------ TEXTO FORNECIDO
Portanto, o expedidor, ao contrário do que diz a recorrente, não possuía equipamento de pesagem no local do carregamento da mercadoria e veículo em simultâneo, ou seja inexistia balança para pesar ambos, somente da mercadoria. O veículo não saiu devidamente pesado.
Inexistindo erro notório na apreciação da matéria de facto, não pode este tribunal considerar tocar na matéria de facto provada e não provada.

Relativamente ao erro de julgamento, ele existe quando o tribunal faz uma incorreta avaliação da prova.
Ora, atenta a natureza deste processo, está vedado ao Tribunal da Relação conhecer de facto, mas apenas de direito.
De facto, dispõe o artigo 75º, do Dec. Lei nº 433/82, de 27/10 (Âmbito e efeitos do recurso):
1 - Se o contrário não resultar deste diploma, a 2.ª instância apenas conhecerá da matéria de direito, não cabendo recurso das suas decisões.
No Ac. da RP de 23-11-2020 (proc. nº 1508/19.0T8MAI.P1), foi decidido:
“IV - O que a recorrente está a pretender consubstancia inequivocamente uma impugnação da decisão sobre a matéria de facto, com vista à sua alteração, para se dar como provado matéria que a 1.ª instância deu como não provada. Ora, tal não é admissível, pois conforme decorre do art.º 51.º n.º1, da Lei 107/2009 – em termos paralelos ao disposto no art.º 75.º n.º1, do RGCO - como regra a segunda instância apenas conhece da matéria de direito”- do mesmo relator, o Ac. de 18-05-2020 (proc. nº 1205/19.6T8OAZ.P1).

De todo o modo e ainda subsidiariamente a recorrente não cumpre com o ónus do art. 412º do CPP.
Na verdade, existem três aspetos diferentes que terão como denominador comum a sindicância da matéria de facto, mas que são muito diferentes na sua estrutura, alcance e consequências, estando em causa o erro notório na apreciação da prova, o erro na apreciação e valoração das provas, que se reconduz a erro de julgamento da matéria de facto e a impugnação da matéria de facto possível com a abrangência consentida pelo artigo 412º, nºs 3 e 4, do CPP.
Concretizando, o recurso sobre matéria de facto apresenta duas formas de apelo, subdividindo-se pela invocação dos chamados “vícios da revista alargada” e que estão previstos no artigo 410º, nº 2 do Código de Processo Penal e que são: a) – a insuficiência para a decisão da matéria de facto provada; b) - a contradição insanável da fundamentação ou entre a fundamentação e a decisão; c) – o erro notório na apreciação da prova.
Para validamente invocar tais vícios o recorrente só tem que demonstrar a sua existência por simples referência ao texto da decisão recorrida, fazendo apelo à racionalidade e às regras de experiência comum. Não necessita de apresentar prova. Aliás, se tiver que o fazer já não está a invocar este tipo de vício mas sim um vício de facto a exigir impugnação e, por isso, o cumprimento do regime do artigo 412º.
Desta forma ao recorrente pede-se apenas a sua alegação, o mais concreta e precisa possível, mas mesmo que o não faça o tribunal pode suprir tal deficiência pois que estes vícios “notórios” são de conhecimento oficioso. E são-no porque são os vícios extremos de uma decisão judicial e, em absoluto, não são tolerados pela ordem jurídica. Se a sentença apresenta um destes três vícios tem que ser alterada.
------------
------ EXTRATO DOS REGISTROS
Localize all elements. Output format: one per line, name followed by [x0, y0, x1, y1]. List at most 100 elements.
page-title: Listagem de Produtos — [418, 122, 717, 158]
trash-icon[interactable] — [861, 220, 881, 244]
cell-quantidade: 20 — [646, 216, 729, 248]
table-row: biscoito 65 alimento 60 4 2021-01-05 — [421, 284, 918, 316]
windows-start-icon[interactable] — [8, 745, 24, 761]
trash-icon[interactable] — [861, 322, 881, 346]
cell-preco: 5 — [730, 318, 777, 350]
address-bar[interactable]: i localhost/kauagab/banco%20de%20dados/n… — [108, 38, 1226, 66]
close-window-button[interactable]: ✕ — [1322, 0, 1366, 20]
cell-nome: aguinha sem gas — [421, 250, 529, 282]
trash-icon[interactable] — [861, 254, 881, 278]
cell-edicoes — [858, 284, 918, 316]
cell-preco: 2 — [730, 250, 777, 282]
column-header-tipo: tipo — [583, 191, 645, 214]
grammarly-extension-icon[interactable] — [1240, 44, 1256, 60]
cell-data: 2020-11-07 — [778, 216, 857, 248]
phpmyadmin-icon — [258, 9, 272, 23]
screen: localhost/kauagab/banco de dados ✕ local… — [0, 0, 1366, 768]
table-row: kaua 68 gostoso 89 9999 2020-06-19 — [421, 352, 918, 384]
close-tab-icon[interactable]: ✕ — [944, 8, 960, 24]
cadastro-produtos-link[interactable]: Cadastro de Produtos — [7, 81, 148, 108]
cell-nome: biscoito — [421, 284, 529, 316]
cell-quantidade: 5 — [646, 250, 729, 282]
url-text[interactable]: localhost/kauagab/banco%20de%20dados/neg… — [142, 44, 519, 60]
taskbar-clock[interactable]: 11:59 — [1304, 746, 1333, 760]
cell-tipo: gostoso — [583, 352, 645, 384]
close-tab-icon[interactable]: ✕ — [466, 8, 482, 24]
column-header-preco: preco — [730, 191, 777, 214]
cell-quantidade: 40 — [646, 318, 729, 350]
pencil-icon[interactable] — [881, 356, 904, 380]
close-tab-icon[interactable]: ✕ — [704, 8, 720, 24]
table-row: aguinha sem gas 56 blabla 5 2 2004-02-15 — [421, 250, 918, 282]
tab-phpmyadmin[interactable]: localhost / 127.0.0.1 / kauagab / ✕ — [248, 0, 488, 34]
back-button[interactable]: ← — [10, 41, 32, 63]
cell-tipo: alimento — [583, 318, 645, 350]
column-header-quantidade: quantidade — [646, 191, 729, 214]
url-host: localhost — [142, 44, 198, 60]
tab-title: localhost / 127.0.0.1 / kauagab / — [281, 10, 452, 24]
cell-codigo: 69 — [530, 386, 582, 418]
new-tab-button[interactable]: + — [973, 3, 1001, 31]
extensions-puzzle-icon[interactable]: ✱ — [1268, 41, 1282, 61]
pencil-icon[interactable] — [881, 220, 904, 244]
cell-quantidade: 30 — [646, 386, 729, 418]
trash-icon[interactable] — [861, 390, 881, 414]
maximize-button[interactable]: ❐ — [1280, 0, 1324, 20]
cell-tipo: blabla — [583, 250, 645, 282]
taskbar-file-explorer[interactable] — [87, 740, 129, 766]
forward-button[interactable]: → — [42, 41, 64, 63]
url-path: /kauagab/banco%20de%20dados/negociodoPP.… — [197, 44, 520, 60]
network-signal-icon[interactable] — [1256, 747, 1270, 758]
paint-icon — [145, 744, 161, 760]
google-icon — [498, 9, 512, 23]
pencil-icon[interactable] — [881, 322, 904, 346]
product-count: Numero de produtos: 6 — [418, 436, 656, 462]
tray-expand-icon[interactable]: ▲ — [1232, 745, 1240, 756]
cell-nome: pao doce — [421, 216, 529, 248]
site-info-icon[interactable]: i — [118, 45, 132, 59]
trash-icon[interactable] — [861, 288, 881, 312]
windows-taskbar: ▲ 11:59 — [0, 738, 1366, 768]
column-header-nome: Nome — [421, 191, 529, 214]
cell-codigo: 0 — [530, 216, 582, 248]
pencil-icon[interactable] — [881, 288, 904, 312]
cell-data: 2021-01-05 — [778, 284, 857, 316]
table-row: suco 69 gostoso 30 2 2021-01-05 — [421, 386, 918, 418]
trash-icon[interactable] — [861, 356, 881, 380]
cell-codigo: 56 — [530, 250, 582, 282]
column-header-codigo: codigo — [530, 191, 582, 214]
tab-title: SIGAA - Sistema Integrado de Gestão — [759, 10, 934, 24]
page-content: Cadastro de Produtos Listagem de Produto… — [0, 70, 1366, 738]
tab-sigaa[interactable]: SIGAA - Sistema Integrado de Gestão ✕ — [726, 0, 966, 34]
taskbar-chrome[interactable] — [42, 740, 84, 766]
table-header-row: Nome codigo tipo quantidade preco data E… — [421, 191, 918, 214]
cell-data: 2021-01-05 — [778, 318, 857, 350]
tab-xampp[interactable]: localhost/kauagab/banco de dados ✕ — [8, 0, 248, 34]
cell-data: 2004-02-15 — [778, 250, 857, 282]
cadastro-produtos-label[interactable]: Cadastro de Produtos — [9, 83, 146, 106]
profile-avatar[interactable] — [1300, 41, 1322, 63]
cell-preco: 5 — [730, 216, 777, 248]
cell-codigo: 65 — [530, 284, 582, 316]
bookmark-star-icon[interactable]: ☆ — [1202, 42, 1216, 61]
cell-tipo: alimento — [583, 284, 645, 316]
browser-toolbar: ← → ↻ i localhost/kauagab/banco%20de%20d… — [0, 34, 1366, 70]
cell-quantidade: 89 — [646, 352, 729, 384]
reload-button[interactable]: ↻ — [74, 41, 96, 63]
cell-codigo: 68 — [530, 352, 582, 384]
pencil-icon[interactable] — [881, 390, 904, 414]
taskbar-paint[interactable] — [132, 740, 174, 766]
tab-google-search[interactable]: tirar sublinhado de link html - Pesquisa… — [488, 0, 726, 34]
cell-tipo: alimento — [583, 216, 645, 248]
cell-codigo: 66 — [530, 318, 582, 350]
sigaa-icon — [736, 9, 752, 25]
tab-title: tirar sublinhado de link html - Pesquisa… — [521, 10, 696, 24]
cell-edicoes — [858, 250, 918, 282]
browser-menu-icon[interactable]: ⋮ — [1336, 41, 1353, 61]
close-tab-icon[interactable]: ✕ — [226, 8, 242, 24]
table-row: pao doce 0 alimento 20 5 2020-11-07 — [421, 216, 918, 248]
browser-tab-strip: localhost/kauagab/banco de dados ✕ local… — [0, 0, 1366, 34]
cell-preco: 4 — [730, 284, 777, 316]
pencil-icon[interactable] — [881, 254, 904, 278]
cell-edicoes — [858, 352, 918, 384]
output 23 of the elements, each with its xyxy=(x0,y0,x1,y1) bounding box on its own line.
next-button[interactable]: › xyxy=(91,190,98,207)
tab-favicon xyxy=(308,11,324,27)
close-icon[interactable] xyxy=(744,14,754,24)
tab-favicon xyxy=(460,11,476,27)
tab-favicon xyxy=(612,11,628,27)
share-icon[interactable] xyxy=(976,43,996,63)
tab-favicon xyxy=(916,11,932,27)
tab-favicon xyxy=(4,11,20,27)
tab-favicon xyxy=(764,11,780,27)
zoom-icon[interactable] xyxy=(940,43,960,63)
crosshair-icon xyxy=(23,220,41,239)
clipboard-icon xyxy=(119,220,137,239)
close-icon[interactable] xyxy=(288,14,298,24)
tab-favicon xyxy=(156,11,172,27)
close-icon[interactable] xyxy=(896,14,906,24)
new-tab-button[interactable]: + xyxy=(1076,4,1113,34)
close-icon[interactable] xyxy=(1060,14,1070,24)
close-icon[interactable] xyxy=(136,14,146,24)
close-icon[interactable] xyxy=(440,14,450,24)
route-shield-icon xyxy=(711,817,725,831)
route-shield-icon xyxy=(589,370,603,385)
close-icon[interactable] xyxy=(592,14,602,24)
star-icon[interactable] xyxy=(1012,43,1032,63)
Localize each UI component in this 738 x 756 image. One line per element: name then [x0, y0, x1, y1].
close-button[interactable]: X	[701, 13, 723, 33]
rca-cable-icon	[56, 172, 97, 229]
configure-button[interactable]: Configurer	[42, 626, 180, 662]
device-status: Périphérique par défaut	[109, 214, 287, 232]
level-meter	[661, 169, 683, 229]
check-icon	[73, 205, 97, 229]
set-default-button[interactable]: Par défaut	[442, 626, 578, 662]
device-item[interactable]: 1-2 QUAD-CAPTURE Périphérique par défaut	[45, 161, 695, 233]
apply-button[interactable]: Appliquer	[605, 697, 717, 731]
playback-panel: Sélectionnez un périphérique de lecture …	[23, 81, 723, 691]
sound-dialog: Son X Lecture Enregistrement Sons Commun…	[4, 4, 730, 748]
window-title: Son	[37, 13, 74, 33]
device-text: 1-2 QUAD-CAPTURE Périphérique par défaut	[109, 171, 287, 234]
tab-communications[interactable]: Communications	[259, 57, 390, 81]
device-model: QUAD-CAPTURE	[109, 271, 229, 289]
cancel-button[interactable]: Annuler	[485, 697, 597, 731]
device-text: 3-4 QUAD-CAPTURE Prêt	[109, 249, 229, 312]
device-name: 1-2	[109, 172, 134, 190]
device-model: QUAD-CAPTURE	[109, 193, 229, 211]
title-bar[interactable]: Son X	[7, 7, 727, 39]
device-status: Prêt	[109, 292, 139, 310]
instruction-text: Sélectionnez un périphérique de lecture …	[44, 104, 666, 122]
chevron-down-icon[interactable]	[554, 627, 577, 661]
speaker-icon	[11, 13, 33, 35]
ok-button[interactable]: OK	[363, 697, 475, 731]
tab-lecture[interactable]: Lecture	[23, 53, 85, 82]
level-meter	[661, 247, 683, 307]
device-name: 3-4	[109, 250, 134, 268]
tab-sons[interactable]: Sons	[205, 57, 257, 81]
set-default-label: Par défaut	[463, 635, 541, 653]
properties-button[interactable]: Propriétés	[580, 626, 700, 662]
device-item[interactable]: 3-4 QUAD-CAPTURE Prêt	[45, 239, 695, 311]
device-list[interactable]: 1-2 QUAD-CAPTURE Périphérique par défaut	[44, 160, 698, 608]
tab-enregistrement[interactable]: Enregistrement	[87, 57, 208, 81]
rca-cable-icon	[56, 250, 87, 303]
------------
> [CONJUNTO DE TAREFAS]
**1)** Extraia, sem qualquer alteração, as linhas dos registros que vão do início até a linha que contém "38, 1226, 66]", inclusive.
**2)** Dê continuidade ao texto sobre o recurso em matéria de facto a partir do ponto em que ele termina.

> [RESPOSTAS]
**1)**
Localize all elements. Output format: one per line, name followed by [x0, y0, x1, y1]. List at most 100 elements.
page-title: Listagem de Produtos — [418, 122, 717, 158]
trash-icon[interactable] — [861, 220, 881, 244]
cell-quantidade: 20 — [646, 216, 729, 248]
table-row: biscoito 65 alimento 60 4 2021-01-05 — [421, 284, 918, 316]
windows-start-icon[interactable] — [8, 745, 24, 761]
trash-icon[interactable] — [861, 322, 881, 346]
cell-preco: 5 — [730, 318, 777, 350]
address-bar[interactable]: i localhost/kauagab/banco%20de%20dados/n… — [108, 38, 1226, 66]

**2)**
Coisa substancialmente diversa se passa com os vícios de facto que não sejam notórios, que se limitem a ser erros de apreciação probatória mas que não sejam patentes, óbvios, pela simples leitura da decisão. Implicam, para nos apercebermos deles, que seja apresentada (produzida em recurso) prova que os demonstre. Aqui já o recorrente tem que apontar de forma especificada e concreta erros de julgamento por invocação de prova produzida e erroneamente apreciada pelo tribunal recorrido, que imponham diversa apreciação. Trata-se da previsão do artigo 412º do Código de Processo Penal.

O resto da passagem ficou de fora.